TO DO
Reproduce all entries precisely, down to the last character.

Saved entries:
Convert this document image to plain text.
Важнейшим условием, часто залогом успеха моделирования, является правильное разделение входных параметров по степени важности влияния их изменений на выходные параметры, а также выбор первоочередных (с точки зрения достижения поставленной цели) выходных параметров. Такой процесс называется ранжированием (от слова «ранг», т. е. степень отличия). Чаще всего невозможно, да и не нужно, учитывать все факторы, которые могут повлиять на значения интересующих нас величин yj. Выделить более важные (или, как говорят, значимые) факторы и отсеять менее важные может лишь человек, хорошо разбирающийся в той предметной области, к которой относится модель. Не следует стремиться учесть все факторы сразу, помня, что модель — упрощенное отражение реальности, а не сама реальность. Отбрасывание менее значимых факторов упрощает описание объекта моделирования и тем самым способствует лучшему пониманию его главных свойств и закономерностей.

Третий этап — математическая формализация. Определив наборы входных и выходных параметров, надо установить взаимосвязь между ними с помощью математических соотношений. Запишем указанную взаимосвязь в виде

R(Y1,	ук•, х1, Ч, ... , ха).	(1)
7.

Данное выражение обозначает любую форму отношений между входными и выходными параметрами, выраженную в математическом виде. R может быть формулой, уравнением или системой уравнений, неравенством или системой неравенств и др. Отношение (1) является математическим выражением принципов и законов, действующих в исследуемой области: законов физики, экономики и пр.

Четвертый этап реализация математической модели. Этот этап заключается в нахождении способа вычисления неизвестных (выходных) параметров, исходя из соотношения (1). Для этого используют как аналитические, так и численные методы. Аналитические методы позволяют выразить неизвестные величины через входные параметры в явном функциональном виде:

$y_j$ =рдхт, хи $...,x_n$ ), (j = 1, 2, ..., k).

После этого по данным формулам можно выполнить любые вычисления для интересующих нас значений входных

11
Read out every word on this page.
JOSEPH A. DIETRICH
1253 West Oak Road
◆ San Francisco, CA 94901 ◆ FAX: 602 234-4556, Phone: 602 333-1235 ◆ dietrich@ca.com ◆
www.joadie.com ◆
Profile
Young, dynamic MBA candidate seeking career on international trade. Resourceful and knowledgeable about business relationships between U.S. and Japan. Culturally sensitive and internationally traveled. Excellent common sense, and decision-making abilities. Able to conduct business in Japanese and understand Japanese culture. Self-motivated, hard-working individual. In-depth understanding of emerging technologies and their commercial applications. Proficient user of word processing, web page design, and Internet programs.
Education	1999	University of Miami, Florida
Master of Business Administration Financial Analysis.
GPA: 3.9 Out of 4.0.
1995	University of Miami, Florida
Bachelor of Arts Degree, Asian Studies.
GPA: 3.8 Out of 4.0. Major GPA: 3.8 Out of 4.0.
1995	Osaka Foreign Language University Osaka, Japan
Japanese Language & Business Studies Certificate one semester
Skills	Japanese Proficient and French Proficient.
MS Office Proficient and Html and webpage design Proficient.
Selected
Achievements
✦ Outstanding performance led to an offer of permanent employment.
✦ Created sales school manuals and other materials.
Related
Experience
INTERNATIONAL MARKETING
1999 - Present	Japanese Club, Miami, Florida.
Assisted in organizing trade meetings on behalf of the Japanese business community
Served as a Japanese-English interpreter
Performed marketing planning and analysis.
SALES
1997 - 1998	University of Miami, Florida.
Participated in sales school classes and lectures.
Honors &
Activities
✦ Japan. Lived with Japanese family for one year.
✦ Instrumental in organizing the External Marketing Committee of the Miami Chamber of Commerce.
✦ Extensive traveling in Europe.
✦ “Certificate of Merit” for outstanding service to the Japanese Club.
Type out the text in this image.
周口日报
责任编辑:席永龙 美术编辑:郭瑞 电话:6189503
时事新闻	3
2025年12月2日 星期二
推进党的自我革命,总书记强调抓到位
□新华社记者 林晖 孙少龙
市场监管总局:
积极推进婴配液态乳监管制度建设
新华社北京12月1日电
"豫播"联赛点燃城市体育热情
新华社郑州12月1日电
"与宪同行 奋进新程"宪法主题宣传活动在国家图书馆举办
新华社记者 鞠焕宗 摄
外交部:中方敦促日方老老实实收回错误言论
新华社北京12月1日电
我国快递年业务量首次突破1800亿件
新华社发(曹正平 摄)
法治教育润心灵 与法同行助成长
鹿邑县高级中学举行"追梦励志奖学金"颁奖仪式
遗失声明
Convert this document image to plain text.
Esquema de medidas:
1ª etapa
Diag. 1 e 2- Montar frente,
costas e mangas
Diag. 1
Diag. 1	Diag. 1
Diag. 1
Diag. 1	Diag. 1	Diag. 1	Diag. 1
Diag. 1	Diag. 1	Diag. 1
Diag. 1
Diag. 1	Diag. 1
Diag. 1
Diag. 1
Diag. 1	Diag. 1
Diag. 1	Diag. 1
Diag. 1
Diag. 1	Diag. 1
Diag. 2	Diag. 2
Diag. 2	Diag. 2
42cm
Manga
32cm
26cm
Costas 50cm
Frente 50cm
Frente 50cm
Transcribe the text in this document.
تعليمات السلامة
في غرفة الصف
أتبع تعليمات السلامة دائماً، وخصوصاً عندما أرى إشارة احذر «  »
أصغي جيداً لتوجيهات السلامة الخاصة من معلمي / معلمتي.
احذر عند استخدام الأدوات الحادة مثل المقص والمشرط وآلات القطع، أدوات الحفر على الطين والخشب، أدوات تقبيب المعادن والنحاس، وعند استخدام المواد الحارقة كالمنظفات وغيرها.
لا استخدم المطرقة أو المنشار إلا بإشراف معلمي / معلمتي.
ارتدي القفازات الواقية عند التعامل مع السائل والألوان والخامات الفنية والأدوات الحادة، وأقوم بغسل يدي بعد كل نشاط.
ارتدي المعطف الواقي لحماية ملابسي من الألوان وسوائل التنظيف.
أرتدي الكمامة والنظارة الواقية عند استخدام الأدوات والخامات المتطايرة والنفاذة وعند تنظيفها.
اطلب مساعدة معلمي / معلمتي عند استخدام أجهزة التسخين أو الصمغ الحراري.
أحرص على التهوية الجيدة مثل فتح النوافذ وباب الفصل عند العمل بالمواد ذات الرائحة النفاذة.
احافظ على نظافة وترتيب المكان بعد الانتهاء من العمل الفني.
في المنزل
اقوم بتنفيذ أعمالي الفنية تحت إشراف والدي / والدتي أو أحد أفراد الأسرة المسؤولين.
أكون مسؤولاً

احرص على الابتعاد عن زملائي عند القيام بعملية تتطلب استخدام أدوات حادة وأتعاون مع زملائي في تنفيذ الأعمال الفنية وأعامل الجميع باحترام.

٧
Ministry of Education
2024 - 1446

FULL OUTPUT
Convert this document image to plain text.
Важнейшим условием, часто залогом успеха моделирования, является правильное разделение входных параметров по степени важности влияния их изменений на выходные параметры, а также выбор первоочередных (с точки зрения достижения поставленной цели) выходных параметров. Такой процесс называется ранжированием (от слова «ранг», т. е. степень отличия). Чаще всего невозможно, да и не нужно, учитывать все факторы, которые могут повлиять на значения интересующих нас величин yj. Выделить более важные (или, как говорят, значимые) факторы и отсеять менее важные может лишь человек, хорошо разбирающийся в той предметной области, к которой относится модель. Не следует стремиться учесть все факторы сразу, помня, что модель — упрощенное отражение реальности, а не сама реальность. Отбрасывание менее значимых факторов упрощает описание объекта моделирования и тем самым способствует лучшему пониманию его главных свойств и закономерностей.

Третий этап — математическая формализация. Определив наборы входных и выходных параметров, надо установить взаимосвязь между ними с помощью математических соотношений. Запишем указанную взаимосвязь в виде

R(Y1,	ук•, х1, Ч, ... , ха).	(1)
7.

Данное выражение обозначает любую форму отношений между входными и выходными параметрами, выраженную в математическом виде. R может быть формулой, уравнением или системой уравнений, неравенством или системой неравенств и др. Отношение (1) является математическим выражением принципов и законов, действующих в исследуемой области: законов физики, экономики и пр.

Четвертый этап реализация математической модели. Этот этап заключается в нахождении способа вычисления неизвестных (выходных) параметров, исходя из соотношения (1). Для этого используют как аналитические, так и численные методы. Аналитические методы позволяют выразить неизвестные величины через входные параметры в явном функциональном виде:

$y_j$ =рдхт, хи $...,x_n$ ), (j = 1, 2, ..., k).

После этого по данным формулам можно выполнить любые вычисления для интересующих нас значений входных

11
Read out every word on this page.
JOSEPH A. DIETRICH
1253 West Oak Road
◆ San Francisco, CA 94901 ◆ FAX: 602 234-4556, Phone: 602 333-1235 ◆ dietrich@ca.com ◆
www.joadie.com ◆
Profile
Young, dynamic MBA candidate seeking career on international trade. Resourceful and knowledgeable about business relationships between U.S. and Japan. Culturally sensitive and internationally traveled. Excellent common sense, and decision-making abilities. Able to conduct business in Japanese and understand Japanese culture. Self-motivated, hard-working individual. In-depth understanding of emerging technologies and their commercial applications. Proficient user of word processing, web page design, and Internet programs.
Education	1999	University of Miami, Florida
Master of Business Administration Financial Analysis.
GPA: 3.9 Out of 4.0.
1995	University of Miami, Florida
Bachelor of Arts Degree, Asian Studies.
GPA: 3.8 Out of 4.0. Major GPA: 3.8 Out of 4.0.
1995	Osaka Foreign Language University Osaka, Japan
Japanese Language & Business Studies Certificate one semester
Skills	Japanese Proficient and French Proficient.
MS Office Proficient and Html and webpage design Proficient.
Selected
Achievements
✦ Outstanding performance led to an offer of permanent employment.
✦ Created sales school manuals and other materials.
Related
Experience
INTERNATIONAL MARKETING
1999 - Present	Japanese Club, Miami, Florida.
Assisted in organizing trade meetings on behalf of the Japanese business community
Served as a Japanese-English interpreter
Performed marketing planning and analysis.
SALES
1997 - 1998	University of Miami, Florida.
Participated in sales school classes and lectures.
Honors &
Activities
✦ Japan. Lived with Japanese family for one year.
✦ Instrumental in organizing the External Marketing Committee of the Miami Chamber of Commerce.
✦ Extensive traveling in Europe.
✦ “Certificate of Merit” for outstanding service to the Japanese Club.
Type out the text in this image.
周口日报
责任编辑:席永龙 美术编辑:郭瑞 电话:6189503
时事新闻	3
2025年12月2日 星期二
推进党的自我革命,总书记强调抓到位
□新华社记者 林晖 孙少龙
市场监管总局:
积极推进婴配液态乳监管制度建设
新华社北京12月1日电
"豫播"联赛点燃城市体育热情
新华社郑州12月1日电
"与宪同行 奋进新程"宪法主题宣传活动在国家图书馆举办
新华社记者 鞠焕宗 摄
外交部:中方敦促日方老老实实收回错误言论
新华社北京12月1日电
我国快递年业务量首次突破1800亿件
新华社发(曹正平 摄)
法治教育润心灵 与法同行助成长
鹿邑县高级中学举行"追梦励志奖学金"颁奖仪式
遗失声明
Convert this document image to plain text.
Esquema de medidas:
1ª etapa
Diag. 1 e 2- Montar frente,
costas e mangas
Diag. 1
Diag. 1	Diag. 1
Diag. 1
Diag. 1	Diag. 1	Diag. 1	Diag. 1
Diag. 1	Diag. 1	Diag. 1
Diag. 1
Diag. 1	Diag. 1
Diag. 1
Diag. 1
Diag. 1	Diag. 1
Diag. 1	Diag. 1
Diag. 1
Diag. 1	Diag. 1
Diag. 2	Diag. 2
Diag. 2	Diag. 2
42cm
Manga
32cm
26cm
Costas 50cm
Frente 50cm
Frente 50cm
Transcribe the text in this document.
تعليمات السلامة
في غرفة الصف
أتبع تعليمات السلامة دائماً، وخصوصاً عندما أرى إشارة احذر «  »
أصغي جيداً لتوجيهات السلامة الخاصة من معلمي / معلمتي.
احذر عند استخدام الأدوات الحادة مثل المقص والمشرط وآلات القطع، أدوات الحفر على الطين والخشب، أدوات تقبيب المعادن والنحاس، وعند استخدام المواد الحارقة كالمنظفات وغيرها.
لا استخدم المطرقة أو المنشار إلا بإشراف معلمي / معلمتي.
ارتدي القفازات الواقية عند التعامل مع السائل والألوان والخامات الفنية والأدوات الحادة، وأقوم بغسل يدي بعد كل نشاط.
ارتدي المعطف الواقي لحماية ملابسي من الألوان وسوائل التنظيف.
أرتدي الكمامة والنظارة الواقية عند استخدام الأدوات والخامات المتطايرة والنفاذة وعند تنظيفها.
اطلب مساعدة معلمي / معلمتي عند استخدام أجهزة التسخين أو الصمغ الحراري.
أحرص على التهوية الجيدة مثل فتح النوافذ وباب الفصل عند العمل بالمواد ذات الرائحة النفاذة.
احافظ على نظافة وترتيب المكان بعد الانتهاء من العمل الفني.
في المنزل
اقوم بتنفيذ أعمالي الفنية تحت إشراف والدي / والدتي أو أحد أفراد الأسرة المسؤولين.
أكون مسؤولاً

احرص على الابتعاد عن زملائي عند القيام بعملية تتطلب استخدام أدوات حادة وأتعاون مع زملائي في تنفيذ الأعمال الفنية وأعامل الجميع باحترام.

٧
Ministry of Education
2024 - 1446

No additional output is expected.